### DATA ROWS
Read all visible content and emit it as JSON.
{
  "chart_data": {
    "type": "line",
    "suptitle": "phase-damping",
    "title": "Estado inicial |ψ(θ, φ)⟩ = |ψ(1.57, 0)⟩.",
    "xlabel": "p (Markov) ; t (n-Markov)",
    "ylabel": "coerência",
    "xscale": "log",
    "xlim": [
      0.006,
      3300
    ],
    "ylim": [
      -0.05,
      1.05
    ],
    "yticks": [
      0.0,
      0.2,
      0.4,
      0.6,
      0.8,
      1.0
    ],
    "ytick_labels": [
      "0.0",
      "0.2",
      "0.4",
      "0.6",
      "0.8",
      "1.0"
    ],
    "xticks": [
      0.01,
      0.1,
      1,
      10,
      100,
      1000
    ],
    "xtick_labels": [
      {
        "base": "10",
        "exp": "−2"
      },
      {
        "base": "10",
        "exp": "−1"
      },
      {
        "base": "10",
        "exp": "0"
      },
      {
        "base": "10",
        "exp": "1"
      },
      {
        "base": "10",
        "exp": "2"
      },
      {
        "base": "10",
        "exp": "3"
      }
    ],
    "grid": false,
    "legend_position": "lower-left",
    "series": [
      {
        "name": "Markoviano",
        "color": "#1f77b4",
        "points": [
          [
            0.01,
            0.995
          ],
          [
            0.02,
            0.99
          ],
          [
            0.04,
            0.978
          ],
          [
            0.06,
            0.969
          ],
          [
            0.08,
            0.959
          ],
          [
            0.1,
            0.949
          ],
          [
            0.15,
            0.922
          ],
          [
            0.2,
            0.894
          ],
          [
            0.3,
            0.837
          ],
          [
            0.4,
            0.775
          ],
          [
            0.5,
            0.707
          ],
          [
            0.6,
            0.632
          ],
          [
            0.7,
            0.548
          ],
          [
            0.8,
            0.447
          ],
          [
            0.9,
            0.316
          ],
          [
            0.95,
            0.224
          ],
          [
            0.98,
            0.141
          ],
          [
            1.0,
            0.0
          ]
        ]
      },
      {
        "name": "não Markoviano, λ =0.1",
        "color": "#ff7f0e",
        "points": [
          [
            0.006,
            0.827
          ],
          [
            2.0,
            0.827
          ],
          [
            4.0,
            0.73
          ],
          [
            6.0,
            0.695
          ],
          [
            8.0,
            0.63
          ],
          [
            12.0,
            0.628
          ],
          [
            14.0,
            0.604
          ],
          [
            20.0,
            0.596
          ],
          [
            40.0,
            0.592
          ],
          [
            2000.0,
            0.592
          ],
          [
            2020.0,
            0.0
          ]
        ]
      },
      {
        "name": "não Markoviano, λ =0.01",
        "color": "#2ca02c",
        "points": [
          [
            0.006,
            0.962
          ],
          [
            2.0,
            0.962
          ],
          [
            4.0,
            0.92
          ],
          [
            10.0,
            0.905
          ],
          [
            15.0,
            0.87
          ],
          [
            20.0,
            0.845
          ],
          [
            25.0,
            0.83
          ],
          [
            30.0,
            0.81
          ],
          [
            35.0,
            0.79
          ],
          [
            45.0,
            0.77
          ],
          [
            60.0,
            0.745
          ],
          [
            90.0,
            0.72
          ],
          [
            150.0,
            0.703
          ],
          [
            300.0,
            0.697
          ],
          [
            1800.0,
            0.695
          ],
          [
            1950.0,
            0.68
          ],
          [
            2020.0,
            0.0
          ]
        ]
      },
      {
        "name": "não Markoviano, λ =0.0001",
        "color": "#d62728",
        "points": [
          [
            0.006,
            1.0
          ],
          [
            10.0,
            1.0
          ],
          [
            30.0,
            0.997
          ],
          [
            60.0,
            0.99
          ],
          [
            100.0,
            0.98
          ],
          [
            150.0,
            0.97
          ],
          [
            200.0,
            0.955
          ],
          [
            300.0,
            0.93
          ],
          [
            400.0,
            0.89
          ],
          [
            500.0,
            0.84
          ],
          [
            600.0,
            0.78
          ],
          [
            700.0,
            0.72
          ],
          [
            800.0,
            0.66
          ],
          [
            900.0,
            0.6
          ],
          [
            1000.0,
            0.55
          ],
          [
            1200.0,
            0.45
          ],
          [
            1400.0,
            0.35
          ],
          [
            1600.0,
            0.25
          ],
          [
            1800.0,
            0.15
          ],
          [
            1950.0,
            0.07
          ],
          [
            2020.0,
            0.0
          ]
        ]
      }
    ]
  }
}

### WHAT YOU SHOULD DO
The records above must be output exactly, in full.

### RESULT OF THE EXERCISE
Read all visible content and emit it as JSON.
{
  "chart_data": {
    "type": "line",
    "suptitle": "phase-damping",
    "title": "Estado inicial |ψ(θ, φ)⟩ = |ψ(1.57, 0)⟩.",
    "xlabel": "p (Markov) ; t (n-Markov)",
    "ylabel": "coerência",
    "xscale": "log",
    "xlim": [
      0.006,
      3300
    ],
    "ylim": [
      -0.05,
      1.05
    ],
    "yticks": [
      0.0,
      0.2,
      0.4,
      0.6,
      0.8,
      1.0
    ],
    "ytick_labels": [
      "0.0",
      "0.2",
      "0.4",
      "0.6",
      "0.8",
      "1.0"
    ],
    "xticks": [
      0.01,
      0.1,
      1,
      10,
      100,
      1000
    ],
    "xtick_labels": [
      {
        "base": "10",
        "exp": "−2"
      },
      {
        "base": "10",
        "exp": "−1"
      },
      {
        "base": "10",
        "exp": "0"
      },
      {
        "base": "10",
        "exp": "1"
      },
      {
        "base": "10",
        "exp": "2"
      },
      {
        "base": "10",
        "exp": "3"
      }
    ],
    "grid": false,
    "legend_position": "lower-left",
    "series": [
      {
        "name": "Markoviano",
        "color": "#1f77b4",
        "points": [
          [
            0.01,
            0.995
          ],
          [
            0.02,
            0.99
          ],
          [
            0.04,
            0.978
          ],
          [
            0.06,
            0.969
          ],
          [
            0.08,
            0.959
          ],
          [
            0.1,
            0.949
          ],
          [
            0.15,
            0.922
          ],
          [
            0.2,
            0.894
          ],
          [
            0.3,
            0.837
          ],
          [
            0.4,
            0.775
          ],
          [
            0.5,
            0.707
          ],
          [
            0.6,
            0.632
          ],
          [
            0.7,
            0.548
          ],
          [
            0.8,
            0.447
          ],
          [
            0.9,
            0.316
          ],
          [
            0.95,
            0.224
          ],
          [
            0.98,
            0.141
          ],
          [
            1.0,
            0.0
          ]
        ]
      },
      {
        "name": "não Markoviano, λ =0.1",
        "color": "#ff7f0e",
        "points": [
          [
            0.006,
            0.827
          ],
          [
            2.0,
            0.827
          ],
          [
            4.0,
            0.73
          ],
          [
            6.0,
            0.695
          ],
          [
            8.0,
            0.63
          ],
          [
            12.0,
            0.628
          ],
          [
            14.0,
            0.604
          ],
          [
            20.0,
            0.596
          ],
          [
            40.0,
            0.592
          ],
          [
            2000.0,
            0.592
          ],
          [
            2020.0,
            0.0
          ]
        ]
      },
      {
        "name": "não Markoviano, λ =0.01",
        "color": "#2ca02c",
        "points": [
          [
            0.006,
            0.962
          ],
          [
            2.0,
            0.962
          ],
          [
            4.0,
            0.92
          ],
          [
            10.0,
            0.905
          ],
          [
            15.0,
            0.87
          ],
          [
            20.0,
            0.845
          ],
          [
            25.0,
            0.83
          ],
          [
            30.0,
            0.81
          ],
          [
            35.0,
            0.79
          ],
          [
            45.0,
            0.77
          ],
          [
            60.0,
            0.745
          ],
          [
            90.0,
            0.72
          ],
          [
            150.0,
            0.703
          ],
          [
            300.0,
            0.697
          ],
          [
            1800.0,
            0.695
          ],
          [
            1950.0,
            0.68
          ],
          [
            2020.0,
            0.0
          ]
        ]
      },
      {
        "name": "não Markoviano, λ =0.0001",
        "color": "#d62728",
        "points": [
          [
            0.006,
            1.0
          ],
          [
            10.0,
            1.0
          ],
          [
            30.0,
            0.997
          ],
          [
            60.0,
            0.99
          ],
          [
            100.0,
            0.98
          ],
          [
            150.0,
            0.97
          ],
          [
            200.0,
            0.955
          ],
          [
            300.0,
            0.93
          ],
          [
            400.0,
            0.89
          ],
          [
            500.0,
            0.84
          ],
          [
            600.0,
            0.78
          ],
          [
            700.0,
            0.72
          ],
          [
            800.0,
            0.66
          ],
          [
            900.0,
            0.6
          ],
          [
            1000.0,
            0.55
          ],
          [
            1200.0,
            0.45
          ],
          [
            1400.0,
            0.35
          ],
          [
            1600.0,
            0.25
          ],
          [
            1800.0,
            0.15
          ],
          [
            1950.0,
            0.07
          ],
          [
            2020.0,
            0.0
          ]
        ]
      }
    ]
  }
}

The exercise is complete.